── INFORMATION SUPPLIED

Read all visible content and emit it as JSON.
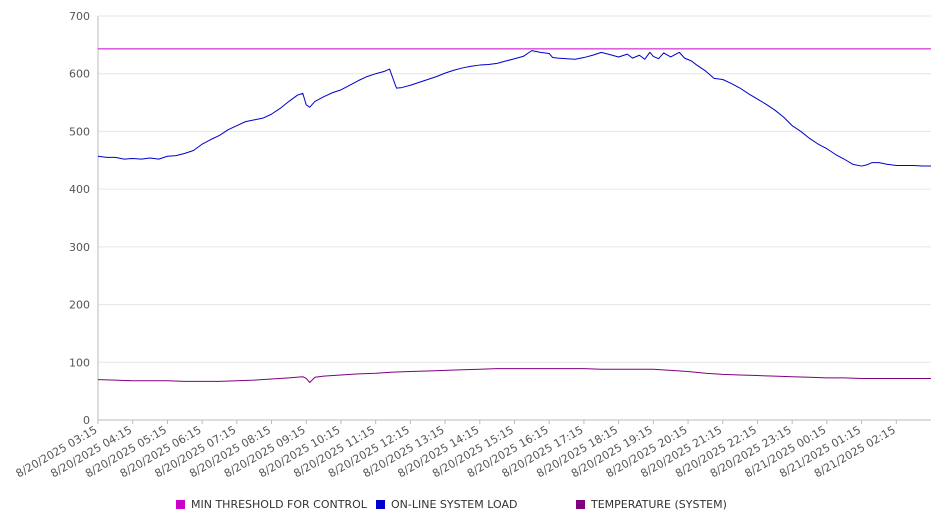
{
  "chart_data": {
    "type": "line",
    "ylim": [
      0,
      700
    ],
    "yticks": [
      "0",
      "100",
      "200",
      "300",
      "400",
      "500",
      "600",
      "700"
    ],
    "grid": true,
    "legend_position": "bottom",
    "categories": [
      "8/20/2025 03:15",
      "8/20/2025 04:15",
      "8/20/2025 05:15",
      "8/20/2025 06:15",
      "8/20/2025 07:15",
      "8/20/2025 08:15",
      "8/20/2025 09:15",
      "8/20/2025 10:15",
      "8/20/2025 11:15",
      "8/20/2025 12:15",
      "8/20/2025 13:15",
      "8/20/2025 14:15",
      "8/20/2025 15:15",
      "8/20/2025 16:15",
      "8/20/2025 17:15",
      "8/20/2025 18:15",
      "8/20/2025 19:15",
      "8/20/2025 20:15",
      "8/20/2025 21:15",
      "8/20/2025 22:15",
      "8/20/2025 23:15",
      "8/21/2025 00:15",
      "8/21/2025 01:15",
      "8/21/2025 02:15"
    ],
    "series": [
      {
        "name": "MIN THRESHOLD FOR CONTROL",
        "color": "#cc00cc",
        "points": [
          [
            0,
            643
          ],
          [
            24,
            643
          ]
        ]
      },
      {
        "name": "ON-LINE SYSTEM LOAD",
        "color": "#0000cc",
        "points": [
          [
            0,
            457
          ],
          [
            0.25,
            455
          ],
          [
            0.5,
            455
          ],
          [
            0.75,
            452
          ],
          [
            1,
            453
          ],
          [
            1.25,
            452
          ],
          [
            1.5,
            454
          ],
          [
            1.75,
            452
          ],
          [
            2,
            457
          ],
          [
            2.25,
            458
          ],
          [
            2.5,
            462
          ],
          [
            2.75,
            467
          ],
          [
            3,
            478
          ],
          [
            3.25,
            486
          ],
          [
            3.5,
            493
          ],
          [
            3.75,
            503
          ],
          [
            4,
            510
          ],
          [
            4.25,
            517
          ],
          [
            4.5,
            520
          ],
          [
            4.75,
            523
          ],
          [
            5,
            530
          ],
          [
            5.25,
            540
          ],
          [
            5.5,
            552
          ],
          [
            5.75,
            563
          ],
          [
            5.9,
            566
          ],
          [
            6,
            546
          ],
          [
            6.1,
            542
          ],
          [
            6.25,
            552
          ],
          [
            6.5,
            560
          ],
          [
            6.75,
            567
          ],
          [
            7,
            572
          ],
          [
            7.25,
            580
          ],
          [
            7.5,
            588
          ],
          [
            7.75,
            595
          ],
          [
            8,
            600
          ],
          [
            8.25,
            604
          ],
          [
            8.4,
            608
          ],
          [
            8.6,
            575
          ],
          [
            8.75,
            576
          ],
          [
            9,
            580
          ],
          [
            9.25,
            585
          ],
          [
            9.5,
            590
          ],
          [
            9.75,
            595
          ],
          [
            10,
            601
          ],
          [
            10.25,
            606
          ],
          [
            10.5,
            610
          ],
          [
            10.75,
            613
          ],
          [
            11,
            615
          ],
          [
            11.25,
            616
          ],
          [
            11.5,
            618
          ],
          [
            11.75,
            622
          ],
          [
            12,
            626
          ],
          [
            12.25,
            630
          ],
          [
            12.5,
            640
          ],
          [
            12.75,
            637
          ],
          [
            13,
            635
          ],
          [
            13.1,
            628
          ],
          [
            13.25,
            627
          ],
          [
            13.5,
            626
          ],
          [
            13.75,
            625
          ],
          [
            14,
            628
          ],
          [
            14.25,
            632
          ],
          [
            14.5,
            637
          ],
          [
            14.75,
            633
          ],
          [
            15,
            629
          ],
          [
            15.25,
            634
          ],
          [
            15.4,
            627
          ],
          [
            15.6,
            632
          ],
          [
            15.75,
            625
          ],
          [
            15.9,
            637
          ],
          [
            16,
            630
          ],
          [
            16.15,
            626
          ],
          [
            16.3,
            636
          ],
          [
            16.5,
            629
          ],
          [
            16.75,
            637
          ],
          [
            16.9,
            627
          ],
          [
            17.1,
            622
          ],
          [
            17.25,
            615
          ],
          [
            17.5,
            605
          ],
          [
            17.75,
            592
          ],
          [
            18,
            590
          ],
          [
            18.25,
            583
          ],
          [
            18.5,
            575
          ],
          [
            18.75,
            565
          ],
          [
            19,
            556
          ],
          [
            19.25,
            547
          ],
          [
            19.5,
            537
          ],
          [
            19.75,
            525
          ],
          [
            20,
            510
          ],
          [
            20.25,
            500
          ],
          [
            20.5,
            488
          ],
          [
            20.75,
            478
          ],
          [
            21,
            470
          ],
          [
            21.25,
            460
          ],
          [
            21.5,
            452
          ],
          [
            21.75,
            443
          ],
          [
            22,
            440
          ],
          [
            22.15,
            442
          ],
          [
            22.3,
            446
          ],
          [
            22.5,
            446
          ],
          [
            22.75,
            443
          ],
          [
            23,
            441
          ],
          [
            23.25,
            441
          ],
          [
            23.5,
            441
          ],
          [
            23.75,
            440
          ],
          [
            24,
            440
          ]
        ]
      },
      {
        "name": "TEMPERATURE (SYSTEM)",
        "color": "#800080",
        "points": [
          [
            0,
            70
          ],
          [
            0.5,
            69
          ],
          [
            1,
            68
          ],
          [
            1.5,
            68
          ],
          [
            2,
            68
          ],
          [
            2.5,
            67
          ],
          [
            3,
            67
          ],
          [
            3.5,
            67
          ],
          [
            4,
            68
          ],
          [
            4.5,
            69
          ],
          [
            5,
            71
          ],
          [
            5.5,
            73
          ],
          [
            5.9,
            75
          ],
          [
            6,
            72
          ],
          [
            6.1,
            65
          ],
          [
            6.25,
            74
          ],
          [
            6.5,
            76
          ],
          [
            7,
            78
          ],
          [
            7.5,
            80
          ],
          [
            8,
            81
          ],
          [
            8.5,
            83
          ],
          [
            9,
            84
          ],
          [
            9.5,
            85
          ],
          [
            10,
            86
          ],
          [
            10.5,
            87
          ],
          [
            11,
            88
          ],
          [
            11.5,
            89
          ],
          [
            12,
            89
          ],
          [
            12.5,
            89
          ],
          [
            13,
            89
          ],
          [
            13.5,
            89
          ],
          [
            14,
            89
          ],
          [
            14.5,
            88
          ],
          [
            15,
            88
          ],
          [
            15.5,
            88
          ],
          [
            16,
            88
          ],
          [
            16.5,
            86
          ],
          [
            17,
            84
          ],
          [
            17.5,
            81
          ],
          [
            18,
            79
          ],
          [
            18.5,
            78
          ],
          [
            19,
            77
          ],
          [
            19.5,
            76
          ],
          [
            20,
            75
          ],
          [
            20.5,
            74
          ],
          [
            21,
            73
          ],
          [
            21.5,
            73
          ],
          [
            22,
            72
          ],
          [
            22.5,
            72
          ],
          [
            23,
            72
          ],
          [
            23.5,
            72
          ],
          [
            24,
            72
          ]
        ]
      }
    ]
  }
}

────

* WRITTEN EXERCISE *
Count the lines of these entries that hold the string "name", and give only that number.

* EXERCISE ANSWER *
3